====== SUPPLIED ENTRIES

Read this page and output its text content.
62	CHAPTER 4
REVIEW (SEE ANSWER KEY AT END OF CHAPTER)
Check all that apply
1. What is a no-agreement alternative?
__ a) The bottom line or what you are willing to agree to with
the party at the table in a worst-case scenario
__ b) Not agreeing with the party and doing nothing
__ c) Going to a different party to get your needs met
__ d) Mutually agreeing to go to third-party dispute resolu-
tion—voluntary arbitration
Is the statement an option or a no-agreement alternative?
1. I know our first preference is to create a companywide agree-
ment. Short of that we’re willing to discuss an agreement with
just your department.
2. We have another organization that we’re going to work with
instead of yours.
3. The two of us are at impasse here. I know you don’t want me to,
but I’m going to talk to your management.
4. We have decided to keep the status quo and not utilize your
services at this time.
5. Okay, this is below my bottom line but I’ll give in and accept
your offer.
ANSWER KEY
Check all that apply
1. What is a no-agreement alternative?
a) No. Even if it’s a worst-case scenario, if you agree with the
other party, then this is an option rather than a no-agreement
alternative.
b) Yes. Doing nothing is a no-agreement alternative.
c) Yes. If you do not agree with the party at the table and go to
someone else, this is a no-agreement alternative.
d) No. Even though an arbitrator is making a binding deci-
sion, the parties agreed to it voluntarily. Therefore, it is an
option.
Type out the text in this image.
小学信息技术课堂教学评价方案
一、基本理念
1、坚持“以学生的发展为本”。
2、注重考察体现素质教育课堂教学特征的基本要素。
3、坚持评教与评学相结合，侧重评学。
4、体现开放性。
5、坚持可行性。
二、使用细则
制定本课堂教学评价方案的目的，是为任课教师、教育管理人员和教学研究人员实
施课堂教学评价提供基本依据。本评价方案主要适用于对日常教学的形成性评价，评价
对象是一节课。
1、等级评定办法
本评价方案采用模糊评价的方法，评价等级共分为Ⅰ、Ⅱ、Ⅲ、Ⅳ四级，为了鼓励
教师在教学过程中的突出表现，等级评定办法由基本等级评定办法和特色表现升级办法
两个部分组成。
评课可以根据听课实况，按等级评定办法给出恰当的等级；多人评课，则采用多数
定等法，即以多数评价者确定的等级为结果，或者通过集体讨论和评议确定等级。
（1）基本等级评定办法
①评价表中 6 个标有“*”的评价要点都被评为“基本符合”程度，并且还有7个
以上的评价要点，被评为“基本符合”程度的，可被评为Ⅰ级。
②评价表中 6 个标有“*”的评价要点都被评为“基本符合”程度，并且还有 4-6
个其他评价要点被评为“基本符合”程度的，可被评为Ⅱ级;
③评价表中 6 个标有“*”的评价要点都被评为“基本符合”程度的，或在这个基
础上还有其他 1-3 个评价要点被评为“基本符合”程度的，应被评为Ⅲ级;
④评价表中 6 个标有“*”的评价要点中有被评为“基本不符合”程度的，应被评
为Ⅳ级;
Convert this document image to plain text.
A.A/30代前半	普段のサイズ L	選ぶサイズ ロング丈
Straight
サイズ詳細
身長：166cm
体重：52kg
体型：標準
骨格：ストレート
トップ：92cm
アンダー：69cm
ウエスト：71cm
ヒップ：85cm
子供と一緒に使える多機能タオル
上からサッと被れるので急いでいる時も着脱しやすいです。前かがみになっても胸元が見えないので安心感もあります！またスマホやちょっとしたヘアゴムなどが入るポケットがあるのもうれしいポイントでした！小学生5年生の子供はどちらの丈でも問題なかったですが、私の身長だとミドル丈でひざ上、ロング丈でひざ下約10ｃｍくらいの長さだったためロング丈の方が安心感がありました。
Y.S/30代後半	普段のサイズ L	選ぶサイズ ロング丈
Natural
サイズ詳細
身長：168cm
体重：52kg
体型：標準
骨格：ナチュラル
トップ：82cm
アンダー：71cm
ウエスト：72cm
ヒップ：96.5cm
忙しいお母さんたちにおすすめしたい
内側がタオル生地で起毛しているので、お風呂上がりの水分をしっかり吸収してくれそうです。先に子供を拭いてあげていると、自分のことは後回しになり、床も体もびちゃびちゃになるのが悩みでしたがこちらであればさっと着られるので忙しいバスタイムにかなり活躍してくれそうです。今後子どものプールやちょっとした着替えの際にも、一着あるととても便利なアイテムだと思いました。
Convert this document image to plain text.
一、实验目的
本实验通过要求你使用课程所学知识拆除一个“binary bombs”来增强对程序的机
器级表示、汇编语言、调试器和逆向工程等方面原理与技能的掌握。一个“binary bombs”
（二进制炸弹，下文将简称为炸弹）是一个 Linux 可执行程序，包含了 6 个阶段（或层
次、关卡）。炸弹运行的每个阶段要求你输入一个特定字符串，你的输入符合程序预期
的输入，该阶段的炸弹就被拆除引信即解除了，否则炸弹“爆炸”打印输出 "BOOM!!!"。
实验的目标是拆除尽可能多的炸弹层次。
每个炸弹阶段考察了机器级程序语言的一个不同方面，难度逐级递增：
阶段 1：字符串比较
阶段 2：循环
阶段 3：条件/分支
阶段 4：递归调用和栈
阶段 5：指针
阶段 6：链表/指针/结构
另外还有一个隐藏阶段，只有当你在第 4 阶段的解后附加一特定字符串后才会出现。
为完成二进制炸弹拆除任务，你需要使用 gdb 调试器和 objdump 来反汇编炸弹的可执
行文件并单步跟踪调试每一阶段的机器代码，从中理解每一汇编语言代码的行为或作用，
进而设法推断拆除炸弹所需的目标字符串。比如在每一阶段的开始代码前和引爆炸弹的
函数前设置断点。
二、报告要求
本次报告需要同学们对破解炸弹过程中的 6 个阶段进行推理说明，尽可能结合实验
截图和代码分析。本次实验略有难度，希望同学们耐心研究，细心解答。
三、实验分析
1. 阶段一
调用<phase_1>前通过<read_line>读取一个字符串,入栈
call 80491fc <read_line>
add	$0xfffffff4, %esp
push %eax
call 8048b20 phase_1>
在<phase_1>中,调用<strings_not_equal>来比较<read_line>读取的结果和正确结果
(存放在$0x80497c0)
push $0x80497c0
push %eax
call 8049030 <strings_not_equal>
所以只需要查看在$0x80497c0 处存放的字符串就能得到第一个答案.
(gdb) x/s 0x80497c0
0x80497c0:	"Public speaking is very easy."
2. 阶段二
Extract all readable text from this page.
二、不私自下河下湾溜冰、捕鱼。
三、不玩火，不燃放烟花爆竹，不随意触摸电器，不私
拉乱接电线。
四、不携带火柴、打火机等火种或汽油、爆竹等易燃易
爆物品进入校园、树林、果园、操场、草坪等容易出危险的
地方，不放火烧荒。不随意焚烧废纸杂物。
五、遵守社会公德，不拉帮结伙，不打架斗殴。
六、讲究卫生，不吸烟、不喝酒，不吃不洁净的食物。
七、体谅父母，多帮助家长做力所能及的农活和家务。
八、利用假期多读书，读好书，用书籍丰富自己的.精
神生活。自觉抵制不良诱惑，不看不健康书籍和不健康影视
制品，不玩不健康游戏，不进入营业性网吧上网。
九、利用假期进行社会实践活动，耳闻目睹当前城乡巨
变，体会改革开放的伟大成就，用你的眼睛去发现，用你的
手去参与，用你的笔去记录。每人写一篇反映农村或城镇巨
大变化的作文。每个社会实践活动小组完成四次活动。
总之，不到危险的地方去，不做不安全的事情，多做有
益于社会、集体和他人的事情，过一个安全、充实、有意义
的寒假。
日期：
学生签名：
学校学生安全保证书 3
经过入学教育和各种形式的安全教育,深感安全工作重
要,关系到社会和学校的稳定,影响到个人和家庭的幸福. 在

============

[THE EXERCISE]: Your task is to report how many lines of the material include the string "page". Give the number and no other words.

[RESPONSE TO THIS EXERCISE]: 2